- TASK INSTRUCTIONS
A. In the article about Viceroy's Dubai debut, who started the brand, and in what year?
B. The article about Viceroy's Dubai debut names the abilities that theatre improvisation training highlights. List all of them.
C. Write the next few sentences of the article about Viceroy's Dubai debut, picking up after its final line.

[begin SELECTED EXCERPT]

Dazzling Dubai debut
With Dubai demanding “different” on a daily basis, Viceroy was happy to deliver, not just with the dramatic architecture of the hotel, but also with the recruitment of staff for the hotel.
“Theatre improvisation training was used to find the team,” he explains. “We wanted to see how people genuinely interacted with others and among the actors and so on in an improvised environment. It really highlights people’s ability to engage, pivot when necessary and genuinely interact.”
Walshe is keen to always point out that at the heart of the brand - started by Brad Korzen in 1999 – remains the oxymoronic idea that it delivers “consistent individuality”.
He likes to think of “hotels as theatre”, and having recently turned 50, perhaps Walshe is in even more philosophical mood than usual.
Maybe this small-town Irish guy pinches himself every day as he enjoys the LA lifestyle, travels 175 days a year and runs a hotel company half-owned by one of the wealthiest funds in the world - Mubadala, the strategic investment company of the Abu Dhabi Government. “We are one small part of what they do, but I think they are very proud of how we do it,” he says.

[end SELECTED EXCERPT]
[begin RAW DATA]

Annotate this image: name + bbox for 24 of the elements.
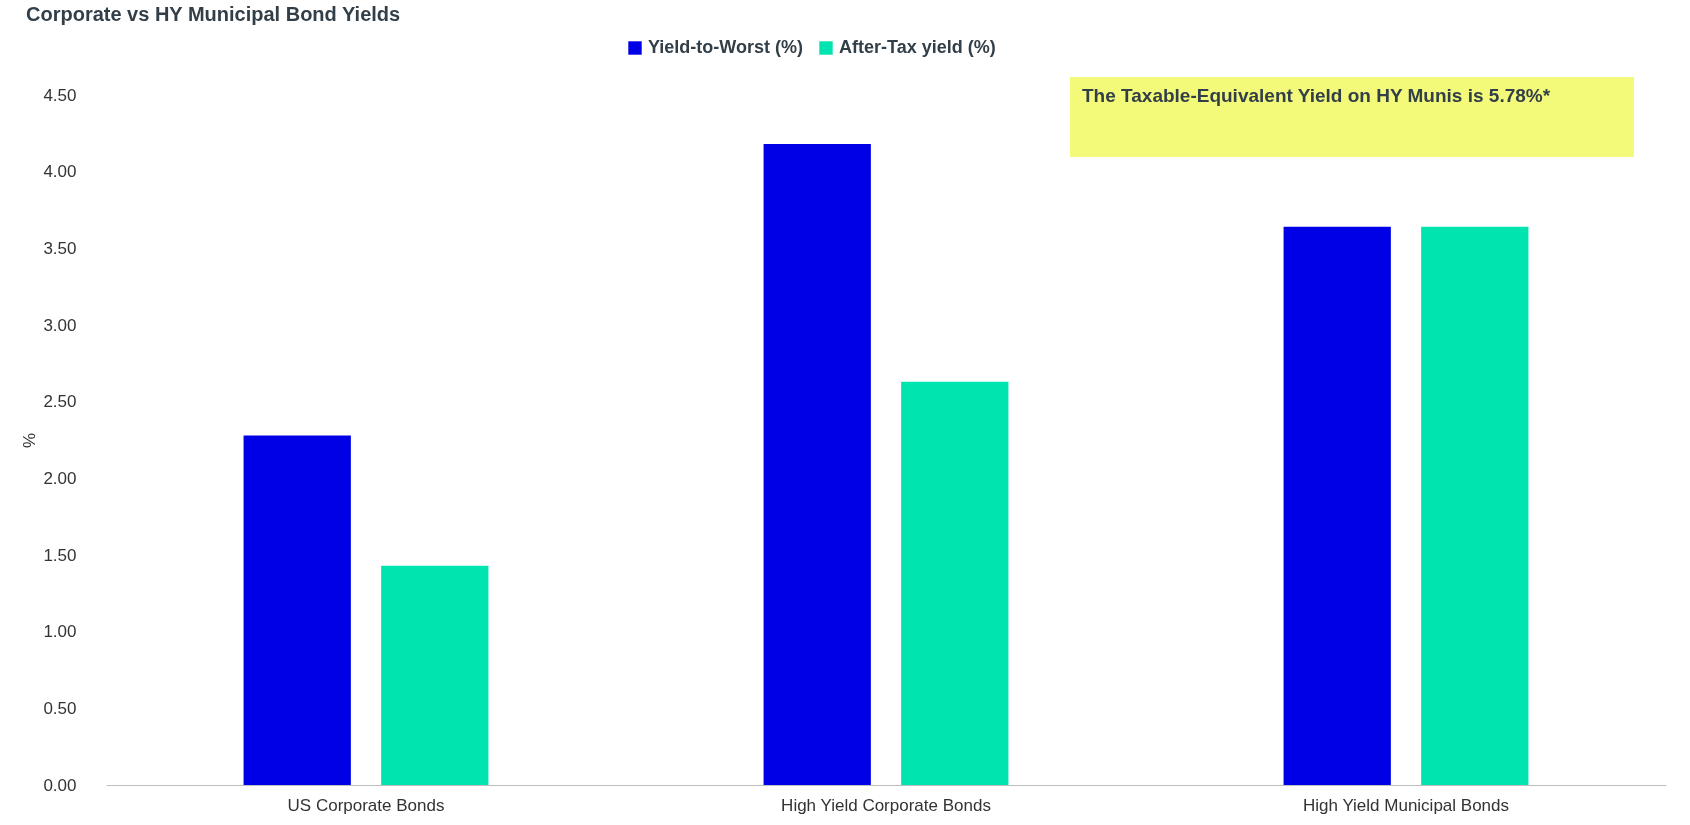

[end RAW DATA]

- RESULTS BY TASK
A. Brad Korzen started the brand in 1999.

B. The ability to engage, to pivot when necessary, and to genuinely interact.

C.
He stays rooted to the core business – having moved to Dubai for a month pre-opening to muck in and see how things were going. “I smile to myself when I see bosses of big groups turn up with the giant scissors to cut the ribbon on openings – we prefer to live and breath each one as it reaches completion,” he says.
He wakes up to daily messages on his phone from various construction sites around the world and is excited to soon be in Chicago to “lay the last brick” of the piece-by-piece renovation of the next opening, which is now taking reservations for October.
The 180-room hotel Chicago property (pictured) has had its entire brick facade painstakingly replaced and a glossy new tower set atop it. Walshe is particularly proud of the upcoming Somerset restaurant by chef Lee Wolen within the hotel, where he will be for the “brick party” on June 1.
Also recently announced is a huge hotel in Vietnam, making it the first for the brand in Asia.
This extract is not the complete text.